— BEGIN Entries supplied —
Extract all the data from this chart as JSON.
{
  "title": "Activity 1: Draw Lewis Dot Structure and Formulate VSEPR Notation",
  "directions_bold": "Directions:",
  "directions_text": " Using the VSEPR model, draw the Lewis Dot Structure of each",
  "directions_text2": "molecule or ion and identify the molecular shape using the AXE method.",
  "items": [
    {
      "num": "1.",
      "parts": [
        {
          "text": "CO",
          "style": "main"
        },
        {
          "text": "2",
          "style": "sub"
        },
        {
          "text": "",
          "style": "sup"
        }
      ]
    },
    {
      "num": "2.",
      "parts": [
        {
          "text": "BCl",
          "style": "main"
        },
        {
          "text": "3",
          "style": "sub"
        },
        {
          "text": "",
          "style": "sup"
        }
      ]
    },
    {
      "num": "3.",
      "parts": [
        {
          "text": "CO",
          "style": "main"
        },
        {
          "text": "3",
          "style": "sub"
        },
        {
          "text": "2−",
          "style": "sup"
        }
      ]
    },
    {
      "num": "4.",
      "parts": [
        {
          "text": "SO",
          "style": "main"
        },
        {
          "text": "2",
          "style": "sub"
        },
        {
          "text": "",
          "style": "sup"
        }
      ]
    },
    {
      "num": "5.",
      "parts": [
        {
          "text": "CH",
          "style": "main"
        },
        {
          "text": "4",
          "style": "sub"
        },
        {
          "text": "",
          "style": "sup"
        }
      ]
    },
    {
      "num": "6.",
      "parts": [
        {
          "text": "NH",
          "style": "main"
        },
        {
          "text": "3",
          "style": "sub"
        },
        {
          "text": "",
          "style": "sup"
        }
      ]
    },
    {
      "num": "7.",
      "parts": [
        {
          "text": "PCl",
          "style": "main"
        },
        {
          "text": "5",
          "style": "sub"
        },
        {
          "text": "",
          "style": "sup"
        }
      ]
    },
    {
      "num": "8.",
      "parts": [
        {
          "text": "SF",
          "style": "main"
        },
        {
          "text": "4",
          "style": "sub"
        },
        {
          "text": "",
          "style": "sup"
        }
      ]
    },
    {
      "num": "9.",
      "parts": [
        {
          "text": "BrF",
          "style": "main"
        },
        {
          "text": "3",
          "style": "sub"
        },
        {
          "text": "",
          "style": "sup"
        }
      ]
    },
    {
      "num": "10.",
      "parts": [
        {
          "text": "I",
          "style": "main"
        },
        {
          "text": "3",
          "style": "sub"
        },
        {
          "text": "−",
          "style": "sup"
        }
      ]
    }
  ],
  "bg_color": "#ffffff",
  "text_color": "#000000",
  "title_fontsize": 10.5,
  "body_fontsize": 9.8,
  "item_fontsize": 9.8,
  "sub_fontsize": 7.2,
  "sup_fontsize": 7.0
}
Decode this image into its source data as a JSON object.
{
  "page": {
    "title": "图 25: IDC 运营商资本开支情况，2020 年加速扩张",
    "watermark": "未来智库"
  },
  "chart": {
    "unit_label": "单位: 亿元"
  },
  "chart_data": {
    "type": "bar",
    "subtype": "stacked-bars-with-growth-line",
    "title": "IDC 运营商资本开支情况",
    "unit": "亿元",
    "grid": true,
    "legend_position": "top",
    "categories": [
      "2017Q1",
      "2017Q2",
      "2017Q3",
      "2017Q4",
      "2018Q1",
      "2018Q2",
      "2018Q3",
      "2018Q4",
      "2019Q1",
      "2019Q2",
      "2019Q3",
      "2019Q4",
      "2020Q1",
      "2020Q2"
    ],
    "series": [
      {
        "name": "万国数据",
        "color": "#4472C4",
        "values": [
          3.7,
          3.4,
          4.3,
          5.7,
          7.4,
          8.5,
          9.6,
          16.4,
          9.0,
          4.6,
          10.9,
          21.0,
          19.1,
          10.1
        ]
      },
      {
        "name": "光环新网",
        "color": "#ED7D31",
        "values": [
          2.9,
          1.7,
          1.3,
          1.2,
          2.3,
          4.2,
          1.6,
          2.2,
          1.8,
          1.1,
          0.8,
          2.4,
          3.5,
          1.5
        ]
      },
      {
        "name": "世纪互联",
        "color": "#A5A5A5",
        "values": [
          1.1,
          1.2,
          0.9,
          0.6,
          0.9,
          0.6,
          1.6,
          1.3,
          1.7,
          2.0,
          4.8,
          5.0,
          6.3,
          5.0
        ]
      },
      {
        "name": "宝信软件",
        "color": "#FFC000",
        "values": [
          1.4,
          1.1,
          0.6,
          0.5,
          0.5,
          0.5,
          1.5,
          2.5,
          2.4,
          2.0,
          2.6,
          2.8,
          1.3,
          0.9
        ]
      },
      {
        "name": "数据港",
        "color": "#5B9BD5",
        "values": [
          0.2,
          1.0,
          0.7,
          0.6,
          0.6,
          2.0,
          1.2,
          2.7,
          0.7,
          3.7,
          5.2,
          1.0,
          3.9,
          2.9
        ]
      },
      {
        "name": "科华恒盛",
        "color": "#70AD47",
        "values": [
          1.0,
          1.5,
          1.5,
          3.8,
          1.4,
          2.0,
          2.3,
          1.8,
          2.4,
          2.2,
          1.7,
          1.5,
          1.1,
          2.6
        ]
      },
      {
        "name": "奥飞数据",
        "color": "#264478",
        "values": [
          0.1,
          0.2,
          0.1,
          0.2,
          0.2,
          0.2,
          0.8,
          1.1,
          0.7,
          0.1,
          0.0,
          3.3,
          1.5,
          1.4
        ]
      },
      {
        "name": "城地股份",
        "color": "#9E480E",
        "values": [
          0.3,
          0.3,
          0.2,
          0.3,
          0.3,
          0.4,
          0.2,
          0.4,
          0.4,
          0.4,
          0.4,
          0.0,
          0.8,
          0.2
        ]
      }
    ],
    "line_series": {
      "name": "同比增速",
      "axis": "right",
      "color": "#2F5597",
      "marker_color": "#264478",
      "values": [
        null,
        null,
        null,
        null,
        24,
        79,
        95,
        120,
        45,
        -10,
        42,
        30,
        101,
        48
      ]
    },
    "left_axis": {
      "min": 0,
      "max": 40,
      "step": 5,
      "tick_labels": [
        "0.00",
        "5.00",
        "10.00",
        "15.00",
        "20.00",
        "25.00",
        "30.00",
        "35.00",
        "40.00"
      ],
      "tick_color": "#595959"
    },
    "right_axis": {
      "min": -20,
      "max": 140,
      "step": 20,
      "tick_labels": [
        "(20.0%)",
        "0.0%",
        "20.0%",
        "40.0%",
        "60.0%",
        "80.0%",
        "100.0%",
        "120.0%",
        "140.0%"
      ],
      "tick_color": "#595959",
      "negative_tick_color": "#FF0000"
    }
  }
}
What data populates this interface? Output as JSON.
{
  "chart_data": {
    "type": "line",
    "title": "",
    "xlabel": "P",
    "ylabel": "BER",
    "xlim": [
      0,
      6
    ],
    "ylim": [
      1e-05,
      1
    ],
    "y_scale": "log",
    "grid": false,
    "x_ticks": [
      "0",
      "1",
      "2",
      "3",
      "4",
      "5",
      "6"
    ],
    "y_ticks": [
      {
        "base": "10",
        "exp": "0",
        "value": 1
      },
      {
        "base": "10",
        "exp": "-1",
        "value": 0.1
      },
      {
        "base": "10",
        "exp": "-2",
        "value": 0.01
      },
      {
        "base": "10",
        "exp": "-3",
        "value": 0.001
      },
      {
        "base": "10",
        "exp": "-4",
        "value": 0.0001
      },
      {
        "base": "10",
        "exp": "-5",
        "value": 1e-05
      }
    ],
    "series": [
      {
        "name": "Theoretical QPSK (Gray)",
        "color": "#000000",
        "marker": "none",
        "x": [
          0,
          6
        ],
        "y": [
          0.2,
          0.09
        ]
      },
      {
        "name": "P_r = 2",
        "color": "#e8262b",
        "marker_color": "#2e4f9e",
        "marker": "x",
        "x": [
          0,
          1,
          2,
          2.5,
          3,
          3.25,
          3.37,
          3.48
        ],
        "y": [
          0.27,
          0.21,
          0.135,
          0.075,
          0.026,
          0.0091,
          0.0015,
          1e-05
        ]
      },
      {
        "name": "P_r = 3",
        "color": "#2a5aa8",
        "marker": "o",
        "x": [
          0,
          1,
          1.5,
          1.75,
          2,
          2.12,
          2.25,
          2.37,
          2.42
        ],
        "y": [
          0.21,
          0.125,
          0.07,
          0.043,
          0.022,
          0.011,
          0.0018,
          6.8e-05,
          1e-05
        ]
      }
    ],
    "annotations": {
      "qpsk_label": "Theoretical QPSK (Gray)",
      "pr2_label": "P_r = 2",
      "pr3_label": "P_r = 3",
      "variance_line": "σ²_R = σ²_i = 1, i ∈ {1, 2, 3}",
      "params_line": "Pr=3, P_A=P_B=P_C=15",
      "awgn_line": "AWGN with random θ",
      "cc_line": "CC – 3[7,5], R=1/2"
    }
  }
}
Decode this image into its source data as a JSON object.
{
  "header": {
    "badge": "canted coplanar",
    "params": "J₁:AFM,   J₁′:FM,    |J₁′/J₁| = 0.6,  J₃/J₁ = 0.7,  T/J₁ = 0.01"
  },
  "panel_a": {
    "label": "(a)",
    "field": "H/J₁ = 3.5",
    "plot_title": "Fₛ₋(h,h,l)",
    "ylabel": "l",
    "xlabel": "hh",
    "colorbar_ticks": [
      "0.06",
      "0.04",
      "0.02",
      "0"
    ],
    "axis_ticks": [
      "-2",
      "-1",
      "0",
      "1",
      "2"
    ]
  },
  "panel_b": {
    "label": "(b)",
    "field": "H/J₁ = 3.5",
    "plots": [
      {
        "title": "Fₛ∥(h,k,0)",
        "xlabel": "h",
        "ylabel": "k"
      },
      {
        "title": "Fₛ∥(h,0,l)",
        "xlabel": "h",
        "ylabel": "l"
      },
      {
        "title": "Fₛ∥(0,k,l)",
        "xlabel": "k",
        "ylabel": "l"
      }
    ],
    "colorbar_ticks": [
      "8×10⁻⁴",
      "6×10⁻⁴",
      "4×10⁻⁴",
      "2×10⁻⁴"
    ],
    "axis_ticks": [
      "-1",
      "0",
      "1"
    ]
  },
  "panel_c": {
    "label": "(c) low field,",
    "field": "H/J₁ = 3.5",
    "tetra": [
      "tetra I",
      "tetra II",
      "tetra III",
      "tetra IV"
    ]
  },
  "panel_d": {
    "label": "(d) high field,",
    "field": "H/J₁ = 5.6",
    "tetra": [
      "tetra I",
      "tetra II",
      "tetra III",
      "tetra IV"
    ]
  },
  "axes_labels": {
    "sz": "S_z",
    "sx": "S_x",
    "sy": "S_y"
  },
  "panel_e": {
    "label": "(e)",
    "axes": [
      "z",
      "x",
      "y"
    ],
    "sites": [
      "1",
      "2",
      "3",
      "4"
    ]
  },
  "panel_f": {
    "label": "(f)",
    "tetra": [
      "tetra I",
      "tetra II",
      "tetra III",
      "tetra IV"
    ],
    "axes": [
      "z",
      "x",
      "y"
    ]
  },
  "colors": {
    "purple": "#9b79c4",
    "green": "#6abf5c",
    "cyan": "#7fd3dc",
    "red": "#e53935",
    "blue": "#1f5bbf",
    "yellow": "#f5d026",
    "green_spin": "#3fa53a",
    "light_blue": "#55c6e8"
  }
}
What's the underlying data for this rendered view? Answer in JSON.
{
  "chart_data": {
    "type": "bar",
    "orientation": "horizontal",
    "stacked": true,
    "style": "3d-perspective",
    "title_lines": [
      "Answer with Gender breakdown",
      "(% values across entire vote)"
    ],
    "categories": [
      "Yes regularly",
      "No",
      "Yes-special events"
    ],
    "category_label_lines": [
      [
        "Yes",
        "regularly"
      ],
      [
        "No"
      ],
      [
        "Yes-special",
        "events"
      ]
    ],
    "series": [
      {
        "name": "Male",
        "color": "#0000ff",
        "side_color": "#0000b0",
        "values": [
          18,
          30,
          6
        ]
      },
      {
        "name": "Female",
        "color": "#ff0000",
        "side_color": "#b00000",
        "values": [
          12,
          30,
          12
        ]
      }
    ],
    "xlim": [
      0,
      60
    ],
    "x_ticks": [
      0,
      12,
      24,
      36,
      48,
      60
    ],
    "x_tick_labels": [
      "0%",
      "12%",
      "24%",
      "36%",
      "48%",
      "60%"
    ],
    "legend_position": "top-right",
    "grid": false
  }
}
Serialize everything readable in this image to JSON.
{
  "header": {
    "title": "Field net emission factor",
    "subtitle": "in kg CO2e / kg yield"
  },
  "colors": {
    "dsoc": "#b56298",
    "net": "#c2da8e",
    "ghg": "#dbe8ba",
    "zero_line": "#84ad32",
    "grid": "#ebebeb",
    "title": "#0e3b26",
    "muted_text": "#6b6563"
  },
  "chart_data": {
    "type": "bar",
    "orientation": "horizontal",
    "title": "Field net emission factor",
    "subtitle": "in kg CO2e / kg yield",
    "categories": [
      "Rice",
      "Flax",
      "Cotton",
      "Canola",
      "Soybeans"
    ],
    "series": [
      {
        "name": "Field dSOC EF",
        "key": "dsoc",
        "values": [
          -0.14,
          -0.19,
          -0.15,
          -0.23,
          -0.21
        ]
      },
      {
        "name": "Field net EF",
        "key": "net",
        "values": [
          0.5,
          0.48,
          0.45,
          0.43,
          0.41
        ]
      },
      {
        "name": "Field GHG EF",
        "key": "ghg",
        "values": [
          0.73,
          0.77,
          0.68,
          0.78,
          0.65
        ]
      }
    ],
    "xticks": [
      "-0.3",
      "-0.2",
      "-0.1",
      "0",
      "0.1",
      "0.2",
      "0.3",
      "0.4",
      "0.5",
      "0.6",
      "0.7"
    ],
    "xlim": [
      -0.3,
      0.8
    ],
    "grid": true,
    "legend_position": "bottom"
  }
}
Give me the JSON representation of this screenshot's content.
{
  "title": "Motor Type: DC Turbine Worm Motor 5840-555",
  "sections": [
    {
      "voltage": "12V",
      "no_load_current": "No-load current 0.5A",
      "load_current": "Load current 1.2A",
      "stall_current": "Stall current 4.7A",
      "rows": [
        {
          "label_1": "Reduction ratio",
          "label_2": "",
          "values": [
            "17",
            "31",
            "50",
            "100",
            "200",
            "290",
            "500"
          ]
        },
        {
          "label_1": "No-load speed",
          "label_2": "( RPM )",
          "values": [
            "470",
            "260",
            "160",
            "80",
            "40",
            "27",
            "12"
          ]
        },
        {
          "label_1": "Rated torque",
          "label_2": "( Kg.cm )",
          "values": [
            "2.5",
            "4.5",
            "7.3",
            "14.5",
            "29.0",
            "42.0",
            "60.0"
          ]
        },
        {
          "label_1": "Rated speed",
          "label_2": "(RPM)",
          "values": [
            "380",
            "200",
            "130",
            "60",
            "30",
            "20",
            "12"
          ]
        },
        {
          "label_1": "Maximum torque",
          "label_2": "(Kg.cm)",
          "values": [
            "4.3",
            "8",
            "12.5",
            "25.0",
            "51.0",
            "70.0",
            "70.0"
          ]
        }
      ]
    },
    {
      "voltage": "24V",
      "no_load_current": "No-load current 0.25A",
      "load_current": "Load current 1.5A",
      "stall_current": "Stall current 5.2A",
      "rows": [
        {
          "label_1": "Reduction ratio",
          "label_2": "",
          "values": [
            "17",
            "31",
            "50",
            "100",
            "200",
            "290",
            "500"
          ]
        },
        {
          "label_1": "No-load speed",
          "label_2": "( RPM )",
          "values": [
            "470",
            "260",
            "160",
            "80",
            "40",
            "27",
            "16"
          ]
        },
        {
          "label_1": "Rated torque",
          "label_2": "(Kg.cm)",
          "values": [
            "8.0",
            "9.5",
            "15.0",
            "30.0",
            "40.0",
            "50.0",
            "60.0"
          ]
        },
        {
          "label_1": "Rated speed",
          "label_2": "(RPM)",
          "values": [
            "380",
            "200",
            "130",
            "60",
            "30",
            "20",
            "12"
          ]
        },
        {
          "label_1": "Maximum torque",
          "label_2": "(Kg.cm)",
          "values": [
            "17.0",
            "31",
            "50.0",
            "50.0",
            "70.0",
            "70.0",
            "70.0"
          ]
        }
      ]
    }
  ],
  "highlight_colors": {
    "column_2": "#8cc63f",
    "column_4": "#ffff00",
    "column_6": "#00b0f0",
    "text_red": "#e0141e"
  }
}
— END Entries supplied —
**Exercise objective:**
Which lines in the listing above hold the word "Stall"? Show each of them.

**In response:**
      "stall_current": "Stall current 4.7A",
      "stall_current": "Stall current 5.2A",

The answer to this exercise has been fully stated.